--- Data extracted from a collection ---
----

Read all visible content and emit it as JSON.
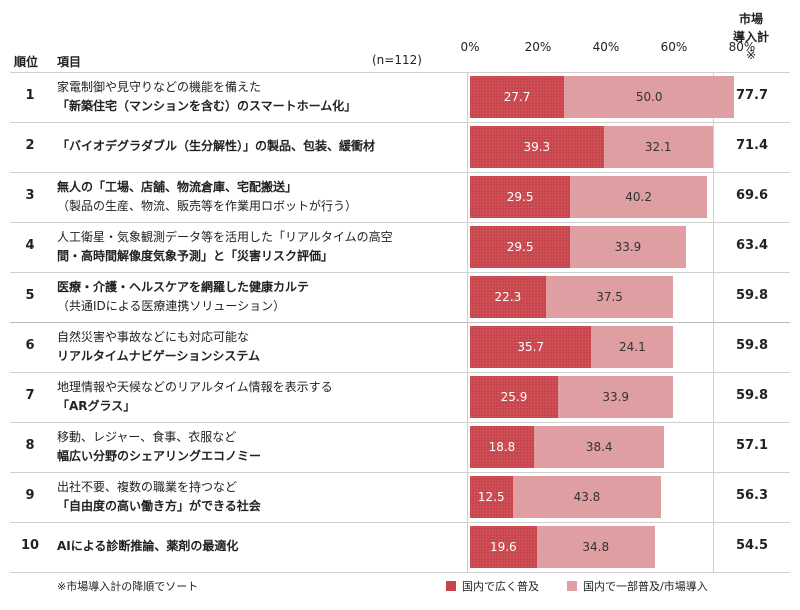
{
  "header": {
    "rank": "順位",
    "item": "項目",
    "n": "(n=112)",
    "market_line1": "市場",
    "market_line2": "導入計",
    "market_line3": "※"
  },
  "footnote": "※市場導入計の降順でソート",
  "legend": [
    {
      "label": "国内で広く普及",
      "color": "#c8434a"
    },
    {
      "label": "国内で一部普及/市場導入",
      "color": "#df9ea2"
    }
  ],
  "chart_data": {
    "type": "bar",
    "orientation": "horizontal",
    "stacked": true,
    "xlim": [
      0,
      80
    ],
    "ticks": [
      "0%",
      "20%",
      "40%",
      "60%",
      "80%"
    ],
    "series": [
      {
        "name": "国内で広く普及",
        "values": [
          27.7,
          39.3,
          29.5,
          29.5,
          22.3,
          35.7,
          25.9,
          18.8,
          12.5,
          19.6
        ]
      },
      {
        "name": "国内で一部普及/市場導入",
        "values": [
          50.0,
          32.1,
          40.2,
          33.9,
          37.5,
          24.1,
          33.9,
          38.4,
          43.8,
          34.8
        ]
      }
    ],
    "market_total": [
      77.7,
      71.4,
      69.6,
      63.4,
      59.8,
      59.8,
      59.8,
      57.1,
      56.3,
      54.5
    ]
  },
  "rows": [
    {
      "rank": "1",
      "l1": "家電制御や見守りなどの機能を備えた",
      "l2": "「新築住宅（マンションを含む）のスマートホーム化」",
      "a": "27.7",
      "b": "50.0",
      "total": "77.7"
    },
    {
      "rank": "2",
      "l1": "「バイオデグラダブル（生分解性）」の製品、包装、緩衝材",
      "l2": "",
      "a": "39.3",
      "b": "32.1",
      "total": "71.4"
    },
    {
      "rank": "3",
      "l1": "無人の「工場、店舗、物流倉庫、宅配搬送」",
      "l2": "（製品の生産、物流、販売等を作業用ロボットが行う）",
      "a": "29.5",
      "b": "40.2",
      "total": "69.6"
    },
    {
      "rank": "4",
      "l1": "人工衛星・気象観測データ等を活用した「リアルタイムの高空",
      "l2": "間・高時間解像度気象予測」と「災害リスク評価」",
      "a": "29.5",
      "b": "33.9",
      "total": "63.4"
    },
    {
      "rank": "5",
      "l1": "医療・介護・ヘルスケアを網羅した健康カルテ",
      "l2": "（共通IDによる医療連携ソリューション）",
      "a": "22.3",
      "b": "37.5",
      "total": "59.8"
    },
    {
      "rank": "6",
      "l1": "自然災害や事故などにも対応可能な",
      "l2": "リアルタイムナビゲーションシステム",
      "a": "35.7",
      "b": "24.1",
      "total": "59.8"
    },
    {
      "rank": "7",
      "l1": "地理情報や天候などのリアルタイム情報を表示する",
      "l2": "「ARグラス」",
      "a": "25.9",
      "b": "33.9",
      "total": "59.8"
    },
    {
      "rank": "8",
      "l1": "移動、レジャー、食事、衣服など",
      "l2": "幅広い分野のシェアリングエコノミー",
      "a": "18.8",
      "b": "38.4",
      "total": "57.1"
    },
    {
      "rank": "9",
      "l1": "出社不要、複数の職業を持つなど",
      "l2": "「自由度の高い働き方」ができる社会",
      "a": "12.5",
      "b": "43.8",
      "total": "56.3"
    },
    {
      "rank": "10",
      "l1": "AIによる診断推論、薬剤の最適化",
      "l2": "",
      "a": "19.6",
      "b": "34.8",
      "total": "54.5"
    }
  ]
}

----

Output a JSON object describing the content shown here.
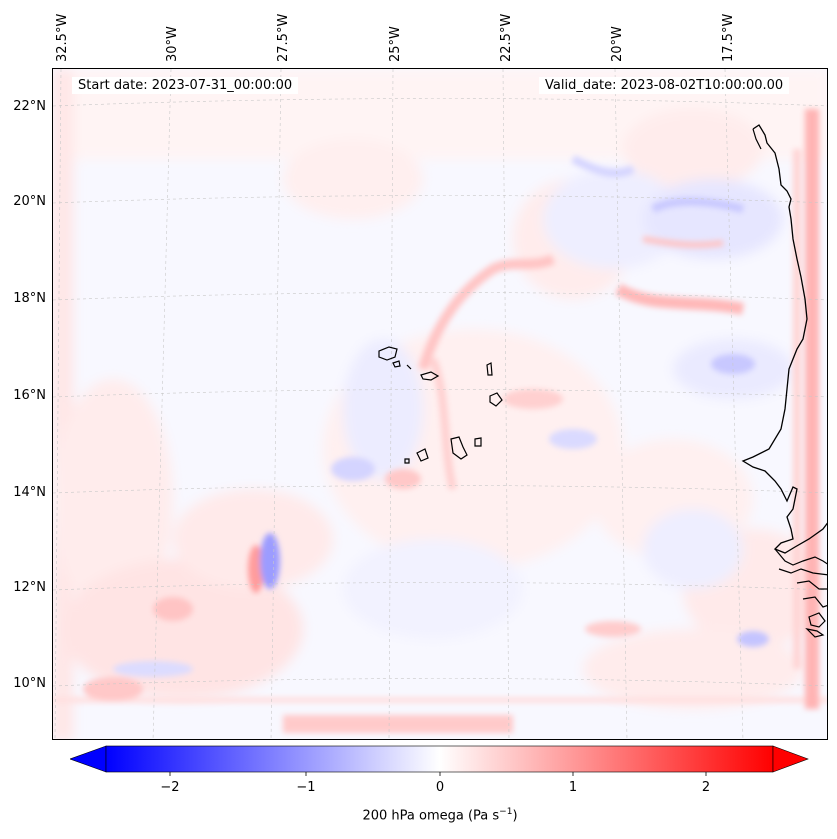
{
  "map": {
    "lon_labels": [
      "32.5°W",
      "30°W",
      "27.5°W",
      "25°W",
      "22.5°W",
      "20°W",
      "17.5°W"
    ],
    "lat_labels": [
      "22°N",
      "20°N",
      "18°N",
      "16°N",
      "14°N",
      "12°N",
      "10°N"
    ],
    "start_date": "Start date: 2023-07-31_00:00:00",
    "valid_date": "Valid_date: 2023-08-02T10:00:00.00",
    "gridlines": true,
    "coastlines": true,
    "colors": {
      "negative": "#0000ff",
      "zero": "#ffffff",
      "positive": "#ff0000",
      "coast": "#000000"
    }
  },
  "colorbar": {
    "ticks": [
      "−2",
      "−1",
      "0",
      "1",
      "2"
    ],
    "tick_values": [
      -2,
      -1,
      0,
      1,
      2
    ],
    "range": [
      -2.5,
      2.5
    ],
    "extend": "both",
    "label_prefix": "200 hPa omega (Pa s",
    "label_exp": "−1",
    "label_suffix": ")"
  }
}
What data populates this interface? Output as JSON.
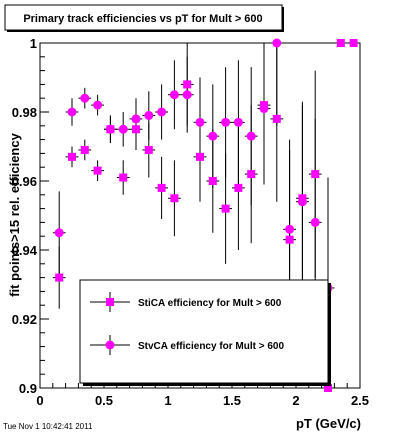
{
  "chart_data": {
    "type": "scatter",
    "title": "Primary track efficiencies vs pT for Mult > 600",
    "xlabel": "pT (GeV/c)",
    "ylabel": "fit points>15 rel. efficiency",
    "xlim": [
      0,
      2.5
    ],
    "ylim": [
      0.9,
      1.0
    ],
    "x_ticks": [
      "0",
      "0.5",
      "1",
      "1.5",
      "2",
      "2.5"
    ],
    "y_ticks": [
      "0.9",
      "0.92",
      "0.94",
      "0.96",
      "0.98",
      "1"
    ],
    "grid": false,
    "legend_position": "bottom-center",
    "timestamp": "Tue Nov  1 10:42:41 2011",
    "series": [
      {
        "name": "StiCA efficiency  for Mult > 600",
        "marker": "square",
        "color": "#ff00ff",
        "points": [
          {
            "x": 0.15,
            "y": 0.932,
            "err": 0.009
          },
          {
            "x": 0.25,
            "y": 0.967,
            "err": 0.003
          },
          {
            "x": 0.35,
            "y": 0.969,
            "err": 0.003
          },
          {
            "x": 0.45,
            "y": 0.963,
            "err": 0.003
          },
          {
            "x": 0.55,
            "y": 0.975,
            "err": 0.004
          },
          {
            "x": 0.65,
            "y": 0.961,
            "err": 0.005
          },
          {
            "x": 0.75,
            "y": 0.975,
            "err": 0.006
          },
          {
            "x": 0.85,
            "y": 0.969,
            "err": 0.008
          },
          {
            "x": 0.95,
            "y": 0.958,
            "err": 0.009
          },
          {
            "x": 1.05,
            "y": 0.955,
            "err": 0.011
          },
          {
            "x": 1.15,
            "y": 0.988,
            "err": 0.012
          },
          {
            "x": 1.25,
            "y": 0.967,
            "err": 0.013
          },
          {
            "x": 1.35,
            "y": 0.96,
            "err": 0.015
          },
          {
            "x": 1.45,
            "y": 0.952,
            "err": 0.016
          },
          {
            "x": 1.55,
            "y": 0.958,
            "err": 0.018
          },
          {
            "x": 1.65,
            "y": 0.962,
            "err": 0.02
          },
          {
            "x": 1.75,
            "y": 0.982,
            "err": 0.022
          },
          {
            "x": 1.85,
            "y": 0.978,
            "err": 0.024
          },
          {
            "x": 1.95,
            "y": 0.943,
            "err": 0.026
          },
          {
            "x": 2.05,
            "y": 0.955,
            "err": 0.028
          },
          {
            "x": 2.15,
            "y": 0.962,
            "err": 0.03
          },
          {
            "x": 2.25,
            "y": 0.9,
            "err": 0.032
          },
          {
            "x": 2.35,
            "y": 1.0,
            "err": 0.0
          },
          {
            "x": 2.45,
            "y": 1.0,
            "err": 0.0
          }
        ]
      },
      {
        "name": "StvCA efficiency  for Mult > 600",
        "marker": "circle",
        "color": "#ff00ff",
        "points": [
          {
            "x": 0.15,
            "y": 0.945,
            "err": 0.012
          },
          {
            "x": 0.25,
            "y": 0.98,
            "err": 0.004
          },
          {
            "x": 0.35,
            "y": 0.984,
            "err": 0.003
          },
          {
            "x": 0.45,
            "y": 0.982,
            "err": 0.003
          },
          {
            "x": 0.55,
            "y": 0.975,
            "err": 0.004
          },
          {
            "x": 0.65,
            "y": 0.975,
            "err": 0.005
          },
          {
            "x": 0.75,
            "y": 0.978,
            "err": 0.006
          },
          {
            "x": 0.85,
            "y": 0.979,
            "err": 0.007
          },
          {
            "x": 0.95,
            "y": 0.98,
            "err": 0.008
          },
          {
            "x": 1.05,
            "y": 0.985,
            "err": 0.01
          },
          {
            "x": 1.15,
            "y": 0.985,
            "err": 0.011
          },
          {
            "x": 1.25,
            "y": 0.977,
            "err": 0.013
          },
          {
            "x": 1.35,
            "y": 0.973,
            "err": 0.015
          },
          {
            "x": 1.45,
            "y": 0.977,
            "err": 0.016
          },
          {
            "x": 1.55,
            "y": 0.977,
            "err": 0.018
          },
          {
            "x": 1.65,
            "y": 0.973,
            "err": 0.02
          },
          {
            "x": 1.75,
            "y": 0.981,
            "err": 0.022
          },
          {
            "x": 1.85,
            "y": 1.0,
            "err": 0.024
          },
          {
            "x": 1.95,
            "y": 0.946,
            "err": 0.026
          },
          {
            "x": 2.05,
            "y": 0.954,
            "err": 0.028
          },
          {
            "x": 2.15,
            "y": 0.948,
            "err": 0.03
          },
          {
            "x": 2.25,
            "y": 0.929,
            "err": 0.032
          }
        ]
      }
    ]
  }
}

----

--- TASK REQUIREMENTS ---
Provide the number of lines containing the string "国内で一部普及", with no other output.

--- EXERCISE RESPONSE ---
2